* **Record set**
****************************************

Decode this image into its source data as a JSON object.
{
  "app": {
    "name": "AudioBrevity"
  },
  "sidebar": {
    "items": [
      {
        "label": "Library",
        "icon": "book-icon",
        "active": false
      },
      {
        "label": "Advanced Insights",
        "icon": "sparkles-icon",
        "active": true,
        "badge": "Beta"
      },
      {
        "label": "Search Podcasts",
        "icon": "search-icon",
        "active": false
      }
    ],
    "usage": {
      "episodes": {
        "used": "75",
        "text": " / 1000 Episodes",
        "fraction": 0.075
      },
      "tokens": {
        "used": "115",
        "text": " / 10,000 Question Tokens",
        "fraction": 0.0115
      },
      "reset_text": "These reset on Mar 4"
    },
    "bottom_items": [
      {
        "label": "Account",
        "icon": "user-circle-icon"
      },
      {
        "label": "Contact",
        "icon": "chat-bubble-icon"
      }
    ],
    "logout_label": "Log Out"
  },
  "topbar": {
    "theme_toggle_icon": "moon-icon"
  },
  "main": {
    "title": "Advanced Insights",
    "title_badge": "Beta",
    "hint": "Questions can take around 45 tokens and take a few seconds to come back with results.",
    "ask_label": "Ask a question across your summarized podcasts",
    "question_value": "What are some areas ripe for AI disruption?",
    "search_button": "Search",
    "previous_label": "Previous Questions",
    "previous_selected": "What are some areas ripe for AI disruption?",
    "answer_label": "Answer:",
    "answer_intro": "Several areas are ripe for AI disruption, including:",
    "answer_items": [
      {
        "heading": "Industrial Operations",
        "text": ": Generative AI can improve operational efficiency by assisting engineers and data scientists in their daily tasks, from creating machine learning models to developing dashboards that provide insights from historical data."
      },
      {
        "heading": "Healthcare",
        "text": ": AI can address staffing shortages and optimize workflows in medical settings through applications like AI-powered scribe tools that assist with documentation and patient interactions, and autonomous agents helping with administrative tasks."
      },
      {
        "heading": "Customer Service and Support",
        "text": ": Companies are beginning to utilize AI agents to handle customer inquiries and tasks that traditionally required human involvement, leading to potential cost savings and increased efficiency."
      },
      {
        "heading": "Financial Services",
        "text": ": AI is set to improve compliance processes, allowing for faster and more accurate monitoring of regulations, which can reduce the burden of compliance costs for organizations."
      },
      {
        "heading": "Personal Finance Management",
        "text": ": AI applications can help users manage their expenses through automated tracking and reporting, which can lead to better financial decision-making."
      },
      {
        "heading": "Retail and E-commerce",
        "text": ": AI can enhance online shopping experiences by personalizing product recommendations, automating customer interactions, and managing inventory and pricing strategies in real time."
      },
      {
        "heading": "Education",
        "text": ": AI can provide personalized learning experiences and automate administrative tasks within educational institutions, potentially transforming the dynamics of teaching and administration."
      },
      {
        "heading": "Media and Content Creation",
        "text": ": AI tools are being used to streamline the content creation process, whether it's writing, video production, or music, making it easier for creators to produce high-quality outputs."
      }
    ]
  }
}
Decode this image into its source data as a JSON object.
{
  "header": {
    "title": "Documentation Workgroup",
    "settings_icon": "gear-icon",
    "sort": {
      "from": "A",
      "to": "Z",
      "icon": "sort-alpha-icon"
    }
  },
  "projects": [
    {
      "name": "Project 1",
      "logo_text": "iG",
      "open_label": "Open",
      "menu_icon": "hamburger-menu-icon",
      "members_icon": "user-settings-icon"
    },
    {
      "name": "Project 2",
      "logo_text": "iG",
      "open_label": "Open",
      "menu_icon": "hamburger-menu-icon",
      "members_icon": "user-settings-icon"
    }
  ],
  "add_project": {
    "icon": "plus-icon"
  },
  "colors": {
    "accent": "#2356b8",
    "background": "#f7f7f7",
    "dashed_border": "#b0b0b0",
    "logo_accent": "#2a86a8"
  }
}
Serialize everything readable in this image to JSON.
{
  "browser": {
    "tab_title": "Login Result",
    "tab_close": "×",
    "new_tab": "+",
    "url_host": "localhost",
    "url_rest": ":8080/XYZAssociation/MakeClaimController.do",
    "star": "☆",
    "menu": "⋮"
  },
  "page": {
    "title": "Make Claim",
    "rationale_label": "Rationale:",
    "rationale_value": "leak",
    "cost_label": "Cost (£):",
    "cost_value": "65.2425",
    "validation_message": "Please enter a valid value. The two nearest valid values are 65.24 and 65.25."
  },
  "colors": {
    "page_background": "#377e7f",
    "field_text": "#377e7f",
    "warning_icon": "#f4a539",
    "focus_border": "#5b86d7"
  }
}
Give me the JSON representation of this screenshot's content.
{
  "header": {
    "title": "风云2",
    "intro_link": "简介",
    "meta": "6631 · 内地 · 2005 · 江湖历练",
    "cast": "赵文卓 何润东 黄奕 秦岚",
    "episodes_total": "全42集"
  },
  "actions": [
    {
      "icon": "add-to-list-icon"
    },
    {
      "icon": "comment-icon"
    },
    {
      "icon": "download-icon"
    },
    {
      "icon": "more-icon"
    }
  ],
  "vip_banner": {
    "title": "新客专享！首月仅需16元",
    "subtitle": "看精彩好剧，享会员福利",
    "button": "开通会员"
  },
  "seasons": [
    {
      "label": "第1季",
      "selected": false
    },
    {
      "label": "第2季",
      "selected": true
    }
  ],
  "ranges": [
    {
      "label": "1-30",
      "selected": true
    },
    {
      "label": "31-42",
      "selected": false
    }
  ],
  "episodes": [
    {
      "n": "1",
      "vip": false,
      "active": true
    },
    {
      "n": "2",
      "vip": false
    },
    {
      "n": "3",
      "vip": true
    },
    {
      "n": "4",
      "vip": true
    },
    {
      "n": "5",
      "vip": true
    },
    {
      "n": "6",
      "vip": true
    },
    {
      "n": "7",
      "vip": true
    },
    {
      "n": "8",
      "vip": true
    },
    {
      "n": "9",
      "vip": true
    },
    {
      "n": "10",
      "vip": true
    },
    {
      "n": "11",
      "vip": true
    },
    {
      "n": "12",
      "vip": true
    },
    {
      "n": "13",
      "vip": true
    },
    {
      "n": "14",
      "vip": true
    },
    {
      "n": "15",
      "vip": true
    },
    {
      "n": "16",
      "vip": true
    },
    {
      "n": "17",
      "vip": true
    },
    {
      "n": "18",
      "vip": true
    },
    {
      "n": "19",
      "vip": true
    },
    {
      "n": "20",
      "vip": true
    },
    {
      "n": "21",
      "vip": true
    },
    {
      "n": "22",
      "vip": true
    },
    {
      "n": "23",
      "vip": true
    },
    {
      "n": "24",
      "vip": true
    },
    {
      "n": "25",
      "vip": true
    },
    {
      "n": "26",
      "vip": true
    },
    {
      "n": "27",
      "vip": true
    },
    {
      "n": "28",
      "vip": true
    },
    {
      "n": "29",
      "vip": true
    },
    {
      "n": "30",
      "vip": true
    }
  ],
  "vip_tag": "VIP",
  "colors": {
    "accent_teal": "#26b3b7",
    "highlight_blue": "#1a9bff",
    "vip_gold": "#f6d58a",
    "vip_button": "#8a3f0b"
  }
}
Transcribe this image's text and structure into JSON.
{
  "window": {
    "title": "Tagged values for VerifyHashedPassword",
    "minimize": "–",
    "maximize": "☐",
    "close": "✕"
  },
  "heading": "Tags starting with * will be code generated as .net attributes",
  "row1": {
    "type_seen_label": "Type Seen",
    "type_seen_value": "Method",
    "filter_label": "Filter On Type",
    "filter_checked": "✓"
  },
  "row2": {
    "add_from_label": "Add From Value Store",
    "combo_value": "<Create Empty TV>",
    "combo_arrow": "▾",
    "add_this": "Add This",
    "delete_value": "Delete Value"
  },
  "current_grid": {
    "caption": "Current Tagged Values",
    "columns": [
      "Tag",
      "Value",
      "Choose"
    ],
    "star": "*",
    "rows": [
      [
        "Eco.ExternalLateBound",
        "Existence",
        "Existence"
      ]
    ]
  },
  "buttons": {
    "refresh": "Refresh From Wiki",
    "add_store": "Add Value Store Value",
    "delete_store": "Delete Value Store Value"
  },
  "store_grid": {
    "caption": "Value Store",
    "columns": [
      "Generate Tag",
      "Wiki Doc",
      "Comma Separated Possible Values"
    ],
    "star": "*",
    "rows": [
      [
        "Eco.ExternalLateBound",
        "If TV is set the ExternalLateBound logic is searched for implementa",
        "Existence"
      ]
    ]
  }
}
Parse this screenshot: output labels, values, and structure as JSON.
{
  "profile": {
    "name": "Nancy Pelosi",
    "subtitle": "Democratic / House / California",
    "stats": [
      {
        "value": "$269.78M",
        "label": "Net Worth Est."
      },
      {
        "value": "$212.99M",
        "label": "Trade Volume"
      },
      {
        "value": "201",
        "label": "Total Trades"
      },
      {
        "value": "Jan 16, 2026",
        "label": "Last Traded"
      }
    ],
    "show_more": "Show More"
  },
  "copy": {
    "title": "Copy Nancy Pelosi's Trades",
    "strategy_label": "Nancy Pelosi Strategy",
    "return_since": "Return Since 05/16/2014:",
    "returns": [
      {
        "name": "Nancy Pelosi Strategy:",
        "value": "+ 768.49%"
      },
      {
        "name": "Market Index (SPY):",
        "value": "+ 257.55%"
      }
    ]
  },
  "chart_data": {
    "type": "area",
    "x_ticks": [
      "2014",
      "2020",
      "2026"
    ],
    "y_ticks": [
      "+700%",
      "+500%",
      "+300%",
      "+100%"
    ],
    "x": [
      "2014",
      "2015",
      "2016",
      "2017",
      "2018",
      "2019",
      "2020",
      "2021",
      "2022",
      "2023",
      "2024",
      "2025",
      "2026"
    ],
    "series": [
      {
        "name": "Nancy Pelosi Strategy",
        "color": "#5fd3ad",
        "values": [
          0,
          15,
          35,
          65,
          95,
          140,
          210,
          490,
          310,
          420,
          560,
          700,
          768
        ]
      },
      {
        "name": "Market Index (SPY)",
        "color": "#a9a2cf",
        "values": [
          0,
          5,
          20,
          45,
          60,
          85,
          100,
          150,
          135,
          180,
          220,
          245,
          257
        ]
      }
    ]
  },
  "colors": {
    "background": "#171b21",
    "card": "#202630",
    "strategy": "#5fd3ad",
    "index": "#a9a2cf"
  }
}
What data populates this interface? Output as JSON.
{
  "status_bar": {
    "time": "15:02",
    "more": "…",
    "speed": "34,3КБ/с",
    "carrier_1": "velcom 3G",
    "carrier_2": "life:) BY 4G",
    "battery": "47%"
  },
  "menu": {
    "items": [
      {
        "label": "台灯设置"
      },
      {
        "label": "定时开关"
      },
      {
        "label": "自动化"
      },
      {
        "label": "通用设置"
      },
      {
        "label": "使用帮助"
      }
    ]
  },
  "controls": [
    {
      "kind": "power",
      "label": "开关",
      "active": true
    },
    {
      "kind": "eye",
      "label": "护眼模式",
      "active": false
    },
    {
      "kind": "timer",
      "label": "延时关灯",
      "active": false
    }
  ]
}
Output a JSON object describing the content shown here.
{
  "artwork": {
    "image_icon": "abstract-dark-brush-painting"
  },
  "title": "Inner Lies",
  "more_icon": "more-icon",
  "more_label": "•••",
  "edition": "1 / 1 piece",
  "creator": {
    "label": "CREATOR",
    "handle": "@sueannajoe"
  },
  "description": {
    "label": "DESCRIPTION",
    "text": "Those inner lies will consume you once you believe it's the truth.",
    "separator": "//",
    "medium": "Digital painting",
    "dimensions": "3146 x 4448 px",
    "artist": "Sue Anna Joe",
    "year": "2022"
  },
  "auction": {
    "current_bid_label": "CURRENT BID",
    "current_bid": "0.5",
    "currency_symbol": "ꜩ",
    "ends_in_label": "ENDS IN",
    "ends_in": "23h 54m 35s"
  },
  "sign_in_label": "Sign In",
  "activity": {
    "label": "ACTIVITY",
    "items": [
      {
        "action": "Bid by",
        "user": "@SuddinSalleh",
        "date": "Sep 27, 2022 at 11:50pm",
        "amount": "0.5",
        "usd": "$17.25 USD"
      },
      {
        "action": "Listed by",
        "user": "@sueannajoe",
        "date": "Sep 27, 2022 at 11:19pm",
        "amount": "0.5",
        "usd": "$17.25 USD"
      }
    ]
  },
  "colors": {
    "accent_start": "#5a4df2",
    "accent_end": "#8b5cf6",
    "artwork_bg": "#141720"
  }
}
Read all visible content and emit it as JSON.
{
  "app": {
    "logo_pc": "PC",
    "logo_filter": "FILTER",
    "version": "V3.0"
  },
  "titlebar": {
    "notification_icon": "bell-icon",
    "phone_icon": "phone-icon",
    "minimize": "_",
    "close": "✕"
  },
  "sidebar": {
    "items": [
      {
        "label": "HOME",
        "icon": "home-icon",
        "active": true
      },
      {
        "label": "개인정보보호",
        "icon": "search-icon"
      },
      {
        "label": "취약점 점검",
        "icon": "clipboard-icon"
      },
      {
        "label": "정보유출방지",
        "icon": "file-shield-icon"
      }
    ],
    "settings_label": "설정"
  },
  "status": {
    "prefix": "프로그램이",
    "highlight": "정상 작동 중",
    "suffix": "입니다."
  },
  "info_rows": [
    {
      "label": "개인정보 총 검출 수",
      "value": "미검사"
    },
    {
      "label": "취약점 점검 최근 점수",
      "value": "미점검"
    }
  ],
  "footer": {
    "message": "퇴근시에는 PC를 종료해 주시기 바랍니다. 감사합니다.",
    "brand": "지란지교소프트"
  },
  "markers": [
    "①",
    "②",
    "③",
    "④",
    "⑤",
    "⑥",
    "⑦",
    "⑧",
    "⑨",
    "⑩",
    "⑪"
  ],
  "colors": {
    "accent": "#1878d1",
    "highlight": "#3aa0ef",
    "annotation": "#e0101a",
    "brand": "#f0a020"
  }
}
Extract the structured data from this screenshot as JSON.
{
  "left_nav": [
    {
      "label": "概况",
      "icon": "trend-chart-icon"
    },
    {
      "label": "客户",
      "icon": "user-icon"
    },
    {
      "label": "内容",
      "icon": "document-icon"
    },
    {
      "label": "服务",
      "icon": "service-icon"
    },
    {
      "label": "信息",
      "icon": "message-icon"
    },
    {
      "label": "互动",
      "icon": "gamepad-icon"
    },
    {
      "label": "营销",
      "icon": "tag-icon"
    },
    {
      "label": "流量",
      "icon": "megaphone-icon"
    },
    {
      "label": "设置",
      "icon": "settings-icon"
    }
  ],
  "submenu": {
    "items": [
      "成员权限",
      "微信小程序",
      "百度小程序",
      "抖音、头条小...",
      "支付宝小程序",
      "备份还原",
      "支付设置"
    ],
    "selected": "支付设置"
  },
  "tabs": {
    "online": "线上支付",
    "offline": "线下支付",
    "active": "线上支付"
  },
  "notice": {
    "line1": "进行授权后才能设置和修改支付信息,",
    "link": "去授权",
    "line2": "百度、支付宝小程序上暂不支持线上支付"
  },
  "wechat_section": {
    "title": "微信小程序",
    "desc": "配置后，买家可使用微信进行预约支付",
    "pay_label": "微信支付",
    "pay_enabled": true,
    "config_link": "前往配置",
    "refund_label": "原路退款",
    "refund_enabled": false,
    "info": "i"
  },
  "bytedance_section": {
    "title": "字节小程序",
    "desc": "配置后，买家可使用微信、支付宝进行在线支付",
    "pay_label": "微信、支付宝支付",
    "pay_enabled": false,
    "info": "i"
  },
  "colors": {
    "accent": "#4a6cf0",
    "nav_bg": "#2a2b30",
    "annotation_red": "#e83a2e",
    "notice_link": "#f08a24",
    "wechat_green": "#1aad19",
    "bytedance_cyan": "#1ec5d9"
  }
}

****************************************

* **Exercise directions**
Filter the records above for "Tagged" and copy every matching line.

* **Finished task**
    "title": "Tagged values for VerifyHashedPassword",
    "caption": "Current Tagged Values",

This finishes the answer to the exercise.